# Directive:
What is needed here is an exact copy of every entry.

────────────────────────────────────────

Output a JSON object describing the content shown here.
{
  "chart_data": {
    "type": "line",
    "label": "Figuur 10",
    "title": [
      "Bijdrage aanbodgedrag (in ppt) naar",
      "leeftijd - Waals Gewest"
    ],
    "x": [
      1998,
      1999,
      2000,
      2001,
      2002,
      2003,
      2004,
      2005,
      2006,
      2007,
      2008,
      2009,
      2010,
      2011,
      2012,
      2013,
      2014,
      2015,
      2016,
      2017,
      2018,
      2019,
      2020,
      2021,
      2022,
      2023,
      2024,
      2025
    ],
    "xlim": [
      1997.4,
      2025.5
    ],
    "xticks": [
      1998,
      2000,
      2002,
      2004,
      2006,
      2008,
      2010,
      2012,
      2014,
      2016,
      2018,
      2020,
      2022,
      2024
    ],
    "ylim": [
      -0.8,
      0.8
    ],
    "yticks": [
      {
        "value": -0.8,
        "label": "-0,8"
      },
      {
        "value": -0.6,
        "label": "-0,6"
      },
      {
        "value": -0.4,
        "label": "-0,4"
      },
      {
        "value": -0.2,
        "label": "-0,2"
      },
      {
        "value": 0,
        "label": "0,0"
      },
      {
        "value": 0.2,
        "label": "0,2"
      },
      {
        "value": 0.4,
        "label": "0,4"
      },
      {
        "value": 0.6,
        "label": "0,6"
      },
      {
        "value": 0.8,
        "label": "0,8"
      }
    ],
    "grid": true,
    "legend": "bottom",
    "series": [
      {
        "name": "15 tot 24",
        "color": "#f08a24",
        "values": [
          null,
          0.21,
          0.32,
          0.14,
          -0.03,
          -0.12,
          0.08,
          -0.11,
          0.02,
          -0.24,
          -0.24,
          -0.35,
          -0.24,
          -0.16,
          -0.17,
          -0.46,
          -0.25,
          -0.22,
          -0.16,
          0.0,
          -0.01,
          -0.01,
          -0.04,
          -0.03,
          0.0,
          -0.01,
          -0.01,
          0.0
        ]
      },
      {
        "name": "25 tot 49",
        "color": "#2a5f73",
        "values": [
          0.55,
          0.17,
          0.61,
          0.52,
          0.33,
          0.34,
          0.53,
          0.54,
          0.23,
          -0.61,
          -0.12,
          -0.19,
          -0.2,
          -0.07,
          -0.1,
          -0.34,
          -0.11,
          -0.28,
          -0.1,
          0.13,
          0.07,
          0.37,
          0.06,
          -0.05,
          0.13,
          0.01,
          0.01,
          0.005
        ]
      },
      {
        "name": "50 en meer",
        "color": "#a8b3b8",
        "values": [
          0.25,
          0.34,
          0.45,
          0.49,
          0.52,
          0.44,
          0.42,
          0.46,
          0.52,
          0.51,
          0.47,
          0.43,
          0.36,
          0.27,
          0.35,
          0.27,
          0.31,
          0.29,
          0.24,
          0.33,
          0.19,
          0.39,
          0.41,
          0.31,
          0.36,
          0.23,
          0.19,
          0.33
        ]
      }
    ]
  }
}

────────────────────────────────────────

# Response:
Output a JSON object describing the content shown here.
{
  "chart_data": {
    "type": "line",
    "label": "Figuur 10",
    "title": [
      "Bijdrage aanbodgedrag (in ppt) naar",
      "leeftijd - Waals Gewest"
    ],
    "x": [
      1998,
      1999,
      2000,
      2001,
      2002,
      2003,
      2004,
      2005,
      2006,
      2007,
      2008,
      2009,
      2010,
      2011,
      2012,
      2013,
      2014,
      2015,
      2016,
      2017,
      2018,
      2019,
      2020,
      2021,
      2022,
      2023,
      2024,
      2025
    ],
    "xlim": [
      1997.4,
      2025.5
    ],
    "xticks": [
      1998,
      2000,
      2002,
      2004,
      2006,
      2008,
      2010,
      2012,
      2014,
      2016,
      2018,
      2020,
      2022,
      2024
    ],
    "ylim": [
      -0.8,
      0.8
    ],
    "yticks": [
      {
        "value": -0.8,
        "label": "-0,8"
      },
      {
        "value": -0.6,
        "label": "-0,6"
      },
      {
        "value": -0.4,
        "label": "-0,4"
      },
      {
        "value": -0.2,
        "label": "-0,2"
      },
      {
        "value": 0,
        "label": "0,0"
      },
      {
        "value": 0.2,
        "label": "0,2"
      },
      {
        "value": 0.4,
        "label": "0,4"
      },
      {
        "value": 0.6,
        "label": "0,6"
      },
      {
        "value": 0.8,
        "label": "0,8"
      }
    ],
    "grid": true,
    "legend": "bottom",
    "series": [
      {
        "name": "15 tot 24",
        "color": "#f08a24",
        "values": [
          null,
          0.21,
          0.32,
          0.14,
          -0.03,
          -0.12,
          0.08,
          -0.11,
          0.02,
          -0.24,
          -0.24,
          -0.35,
          -0.24,
          -0.16,
          -0.17,
          -0.46,
          -0.25,
          -0.22,
          -0.16,
          0.0,
          -0.01,
          -0.01,
          -0.04,
          -0.03,
          0.0,
          -0.01,
          -0.01,
          0.0
        ]
      },
      {
        "name": "25 tot 49",
        "color": "#2a5f73",
        "values": [
          0.55,
          0.17,
          0.61,
          0.52,
          0.33,
          0.34,
          0.53,
          0.54,
          0.23,
          -0.61,
          -0.12,
          -0.19,
          -0.2,
          -0.07,
          -0.1,
          -0.34,
          -0.11,
          -0.28,
          -0.1,
          0.13,
          0.07,
          0.37,
          0.06,
          -0.05,
          0.13,
          0.01,
          0.01,
          0.005
        ]
      },
      {
        "name": "50 en meer",
        "color": "#a8b3b8",
        "values": [
          0.25,
          0.34,
          0.45,
          0.49,
          0.52,
          0.44,
          0.42,
          0.46,
          0.52,
          0.51,
          0.47,
          0.43,
          0.36,
          0.27,
          0.35,
          0.27,
          0.31,
          0.29,
          0.24,
          0.33,
          0.19,
          0.39,
          0.41,
          0.31,
          0.36,
          0.23,
          0.19,
          0.33
        ]
      }
    ]
  }
}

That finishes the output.